- **What to do**: Copy out the records verbatim, from the first line through the line containing "button[interactable]: Upload file: [476, 322, 508, 354]", with both of those lines included.

- **Records provided**:
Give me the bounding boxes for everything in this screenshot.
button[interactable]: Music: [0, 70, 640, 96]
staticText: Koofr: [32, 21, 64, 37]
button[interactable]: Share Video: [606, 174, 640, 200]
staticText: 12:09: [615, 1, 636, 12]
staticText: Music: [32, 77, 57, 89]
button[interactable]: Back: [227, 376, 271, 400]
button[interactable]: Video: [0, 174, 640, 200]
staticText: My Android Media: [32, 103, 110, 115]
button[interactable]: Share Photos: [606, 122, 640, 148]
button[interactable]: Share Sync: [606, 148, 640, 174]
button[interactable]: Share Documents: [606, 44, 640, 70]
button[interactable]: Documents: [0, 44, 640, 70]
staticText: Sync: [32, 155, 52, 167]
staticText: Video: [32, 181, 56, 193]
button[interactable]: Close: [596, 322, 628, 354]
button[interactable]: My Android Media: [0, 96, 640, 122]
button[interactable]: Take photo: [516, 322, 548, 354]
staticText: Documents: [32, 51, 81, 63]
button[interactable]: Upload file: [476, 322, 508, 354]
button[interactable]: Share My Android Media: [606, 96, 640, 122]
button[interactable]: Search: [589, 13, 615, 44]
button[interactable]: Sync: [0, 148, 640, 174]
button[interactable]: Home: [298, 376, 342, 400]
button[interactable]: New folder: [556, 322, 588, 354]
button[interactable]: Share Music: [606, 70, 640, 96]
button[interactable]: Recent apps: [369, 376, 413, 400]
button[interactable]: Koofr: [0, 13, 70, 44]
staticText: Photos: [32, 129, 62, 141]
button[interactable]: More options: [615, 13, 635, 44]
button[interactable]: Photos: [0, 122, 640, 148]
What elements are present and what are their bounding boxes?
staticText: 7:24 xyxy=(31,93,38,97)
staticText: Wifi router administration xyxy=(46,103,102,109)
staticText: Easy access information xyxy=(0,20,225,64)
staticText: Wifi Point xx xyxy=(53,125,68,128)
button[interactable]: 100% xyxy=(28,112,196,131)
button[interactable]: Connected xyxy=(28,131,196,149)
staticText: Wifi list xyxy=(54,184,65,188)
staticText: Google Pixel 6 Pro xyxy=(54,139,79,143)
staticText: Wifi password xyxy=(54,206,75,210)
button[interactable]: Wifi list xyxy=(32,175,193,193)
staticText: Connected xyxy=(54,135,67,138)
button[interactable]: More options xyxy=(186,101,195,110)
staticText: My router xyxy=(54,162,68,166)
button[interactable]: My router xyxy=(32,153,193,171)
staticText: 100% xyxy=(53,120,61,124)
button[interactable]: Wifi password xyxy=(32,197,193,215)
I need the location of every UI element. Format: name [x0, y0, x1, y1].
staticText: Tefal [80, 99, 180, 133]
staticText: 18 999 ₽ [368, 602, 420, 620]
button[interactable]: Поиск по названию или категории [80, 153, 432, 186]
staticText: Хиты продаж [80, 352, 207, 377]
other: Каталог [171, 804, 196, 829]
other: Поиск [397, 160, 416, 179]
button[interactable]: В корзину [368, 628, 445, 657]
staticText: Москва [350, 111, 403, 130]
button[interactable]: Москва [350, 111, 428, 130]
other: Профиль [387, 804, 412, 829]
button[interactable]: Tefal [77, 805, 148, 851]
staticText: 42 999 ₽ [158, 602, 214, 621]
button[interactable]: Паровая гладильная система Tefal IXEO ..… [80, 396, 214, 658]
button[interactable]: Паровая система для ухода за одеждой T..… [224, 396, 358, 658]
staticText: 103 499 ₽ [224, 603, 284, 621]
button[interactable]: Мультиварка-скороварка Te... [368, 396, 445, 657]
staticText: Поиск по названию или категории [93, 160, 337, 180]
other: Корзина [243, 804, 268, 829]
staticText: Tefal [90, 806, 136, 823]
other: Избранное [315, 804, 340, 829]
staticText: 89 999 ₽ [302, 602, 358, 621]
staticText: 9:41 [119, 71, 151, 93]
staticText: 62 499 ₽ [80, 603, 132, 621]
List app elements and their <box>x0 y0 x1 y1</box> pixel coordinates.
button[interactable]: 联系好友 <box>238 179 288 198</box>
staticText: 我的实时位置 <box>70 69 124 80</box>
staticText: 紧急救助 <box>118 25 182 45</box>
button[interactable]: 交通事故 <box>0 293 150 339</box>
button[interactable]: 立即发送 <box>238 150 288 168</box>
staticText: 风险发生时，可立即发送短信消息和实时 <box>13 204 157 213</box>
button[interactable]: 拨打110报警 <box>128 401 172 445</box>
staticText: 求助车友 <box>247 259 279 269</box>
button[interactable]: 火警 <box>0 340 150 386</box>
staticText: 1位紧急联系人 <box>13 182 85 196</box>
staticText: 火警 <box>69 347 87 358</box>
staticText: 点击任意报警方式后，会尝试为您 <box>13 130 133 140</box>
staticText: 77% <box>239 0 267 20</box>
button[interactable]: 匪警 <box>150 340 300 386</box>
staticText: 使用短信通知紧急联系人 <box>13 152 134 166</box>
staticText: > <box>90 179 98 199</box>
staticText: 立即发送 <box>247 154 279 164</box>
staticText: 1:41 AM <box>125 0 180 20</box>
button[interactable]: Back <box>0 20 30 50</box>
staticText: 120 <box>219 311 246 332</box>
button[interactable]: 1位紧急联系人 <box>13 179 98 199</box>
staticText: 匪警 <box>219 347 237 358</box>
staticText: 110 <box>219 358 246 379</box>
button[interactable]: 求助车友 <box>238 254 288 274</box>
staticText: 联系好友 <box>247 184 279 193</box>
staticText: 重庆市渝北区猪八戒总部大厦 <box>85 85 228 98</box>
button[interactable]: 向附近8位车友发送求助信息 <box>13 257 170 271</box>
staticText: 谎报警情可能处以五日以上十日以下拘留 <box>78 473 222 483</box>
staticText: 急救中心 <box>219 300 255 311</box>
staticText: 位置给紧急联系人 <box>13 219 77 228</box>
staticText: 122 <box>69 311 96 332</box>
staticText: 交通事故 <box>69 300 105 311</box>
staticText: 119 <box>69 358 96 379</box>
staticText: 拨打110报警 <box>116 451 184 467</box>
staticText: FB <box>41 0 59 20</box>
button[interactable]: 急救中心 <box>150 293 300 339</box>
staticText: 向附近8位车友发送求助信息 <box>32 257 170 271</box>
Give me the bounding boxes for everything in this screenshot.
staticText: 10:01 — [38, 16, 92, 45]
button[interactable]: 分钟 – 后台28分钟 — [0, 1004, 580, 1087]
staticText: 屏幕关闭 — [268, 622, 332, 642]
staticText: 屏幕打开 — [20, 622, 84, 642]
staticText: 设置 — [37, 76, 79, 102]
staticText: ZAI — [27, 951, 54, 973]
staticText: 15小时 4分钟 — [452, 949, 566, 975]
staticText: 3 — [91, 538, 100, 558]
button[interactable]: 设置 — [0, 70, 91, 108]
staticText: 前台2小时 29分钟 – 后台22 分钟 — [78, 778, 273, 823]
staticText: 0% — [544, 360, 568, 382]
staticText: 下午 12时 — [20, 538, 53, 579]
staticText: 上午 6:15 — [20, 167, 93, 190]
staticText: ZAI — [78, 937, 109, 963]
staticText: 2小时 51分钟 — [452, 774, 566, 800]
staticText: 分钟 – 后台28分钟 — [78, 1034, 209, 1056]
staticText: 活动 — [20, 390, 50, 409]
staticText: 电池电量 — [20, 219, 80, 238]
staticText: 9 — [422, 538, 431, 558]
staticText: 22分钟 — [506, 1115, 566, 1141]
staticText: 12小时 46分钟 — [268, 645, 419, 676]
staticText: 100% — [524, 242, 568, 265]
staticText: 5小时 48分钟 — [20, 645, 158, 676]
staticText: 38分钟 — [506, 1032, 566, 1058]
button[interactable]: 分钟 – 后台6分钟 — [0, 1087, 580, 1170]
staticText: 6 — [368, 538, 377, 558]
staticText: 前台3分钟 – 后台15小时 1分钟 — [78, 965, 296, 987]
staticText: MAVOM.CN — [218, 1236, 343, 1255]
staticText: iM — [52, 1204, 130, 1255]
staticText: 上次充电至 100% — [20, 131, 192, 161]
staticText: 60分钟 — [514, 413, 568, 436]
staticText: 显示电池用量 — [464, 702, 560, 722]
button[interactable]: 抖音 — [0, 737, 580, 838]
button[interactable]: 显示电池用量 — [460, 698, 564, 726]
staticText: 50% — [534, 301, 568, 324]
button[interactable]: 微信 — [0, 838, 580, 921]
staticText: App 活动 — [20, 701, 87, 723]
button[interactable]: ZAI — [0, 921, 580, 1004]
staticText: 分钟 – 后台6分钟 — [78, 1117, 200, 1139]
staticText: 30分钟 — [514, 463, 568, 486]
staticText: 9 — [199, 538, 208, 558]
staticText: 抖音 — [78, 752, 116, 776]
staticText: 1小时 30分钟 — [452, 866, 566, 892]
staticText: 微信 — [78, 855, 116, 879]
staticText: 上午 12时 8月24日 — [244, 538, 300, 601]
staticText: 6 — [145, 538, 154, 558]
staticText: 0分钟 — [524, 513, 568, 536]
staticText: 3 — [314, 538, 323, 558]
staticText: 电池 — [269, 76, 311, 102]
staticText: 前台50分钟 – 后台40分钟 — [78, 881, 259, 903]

- **Finished task**:
Give me the bounding boxes for everything in this screenshot.
button[interactable]: Music: [0, 70, 640, 96]
staticText: Koofr: [32, 21, 64, 37]
button[interactable]: Share Video: [606, 174, 640, 200]
staticText: 12:09: [615, 1, 636, 12]
staticText: Music: [32, 77, 57, 89]
button[interactable]: Back: [227, 376, 271, 400]
button[interactable]: Video: [0, 174, 640, 200]
staticText: My Android Media: [32, 103, 110, 115]
button[interactable]: Share Photos: [606, 122, 640, 148]
button[interactable]: Share Sync: [606, 148, 640, 174]
button[interactable]: Share Documents: [606, 44, 640, 70]
button[interactable]: Documents: [0, 44, 640, 70]
staticText: Sync: [32, 155, 52, 167]
staticText: Video: [32, 181, 56, 193]
button[interactable]: Close: [596, 322, 628, 354]
button[interactable]: My Android Media: [0, 96, 640, 122]
button[interactable]: Take photo: [516, 322, 548, 354]
staticText: Documents: [32, 51, 81, 63]
button[interactable]: Upload file: [476, 322, 508, 354]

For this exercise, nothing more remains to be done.